What is being asked:
Copy the data exactly; pictures stay out of the copy.

===============

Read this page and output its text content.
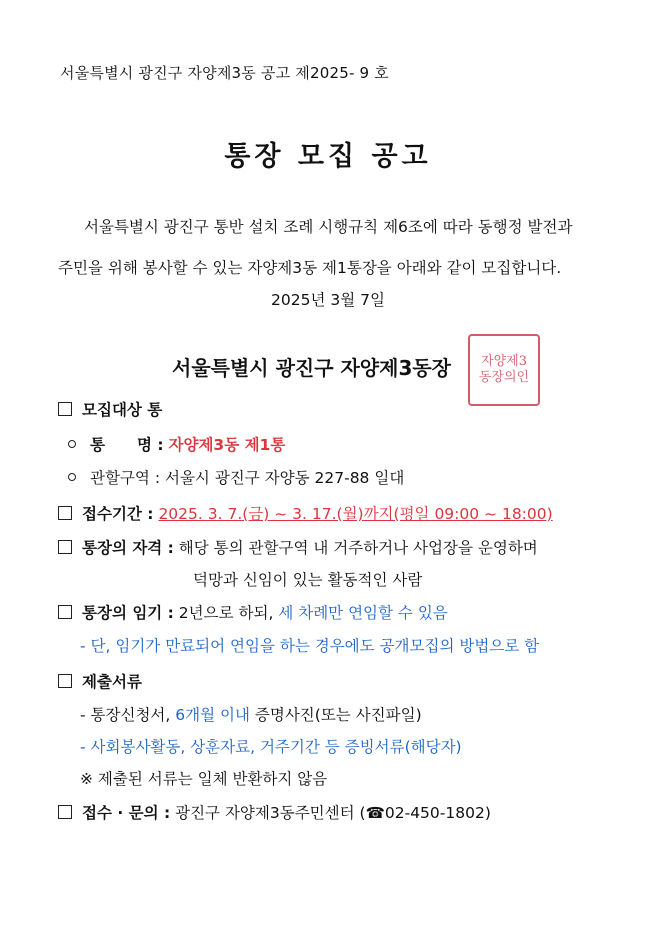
서울특별시 광진구 자양제3동 공고 제2025- 9 호
통장 모집 공고
서울특별시 광진구 통반 설치 조례 시행규칙 제6조에 따라 동행정 발전과
주민을 위해 봉사할 수 있는 자양제3동 제1통장을 아래와 같이 모집합니다.
2025년 3월 7일
서울특별시 광진구 자양제3동장 자양제3
동장의인
모집대상 통
통 명 : 자양제3동 제1통
관할구역 : 서울시 광진구 자양동 227-88 일대
접수기간 : 2025. 3. 7.(금) ~ 3. 17.(월)까지(평일 09:00 ~ 18:00)
통장의 자격 : 해당 통의 관할구역 내 거주하거나 사업장을 운영하며
덕망과 신임이 있는 활동적인 사람
통장의 임기 : 2년으로 하되, 세 차례만 연임할 수 있음
- 단, 임기가 만료되어 연임을 하는 경우에도 공개모집의 방법으로 함
제출서류
- 통장신청서, 6개월 이내 증명사진(또는 사진파일)
- 사회봉사활동, 상훈자료, 거주기간 등 증빙서류(해당자)
※ 제출된 서류는 일체 반환하지 않음
접수 · 문의 : 광진구 자양제3동주민센터 (☎02-450-1802)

===============

Exercise output:
Read this page and output its text content.
서울특별시 광진구 자양제3동 공고 제2025- 9 호
통장 모집 공고
서울특별시 광진구 통반 설치 조례 시행규칙 제6조에 따라 동행정 발전과
주민을 위해 봉사할 수 있는 자양제3동 제1통장을 아래와 같이 모집합니다.
2025년 3월 7일
서울특별시 광진구 자양제3동장 자양제3
동장의인
모집대상 통
통 명 : 자양제3동 제1통
관할구역 : 서울시 광진구 자양동 227-88 일대
접수기간 : 2025. 3. 7.(금) ~ 3. 17.(월)까지(평일 09:00 ~ 18:00)
통장의 자격 : 해당 통의 관할구역 내 거주하거나 사업장을 운영하며
덕망과 신임이 있는 활동적인 사람
통장의 임기 : 2년으로 하되, 세 차례만 연임할 수 있음
- 단, 임기가 만료되어 연임을 하는 경우에도 공개모집의 방법으로 함
제출서류
- 통장신청서, 6개월 이내 증명사진(또는 사진파일)
- 사회봉사활동, 상훈자료, 거주기간 등 증빙서류(해당자)
※ 제출된 서류는 일체 반환하지 않음
접수 · 문의 : 광진구 자양제3동주민센터 (☎02-450-1802)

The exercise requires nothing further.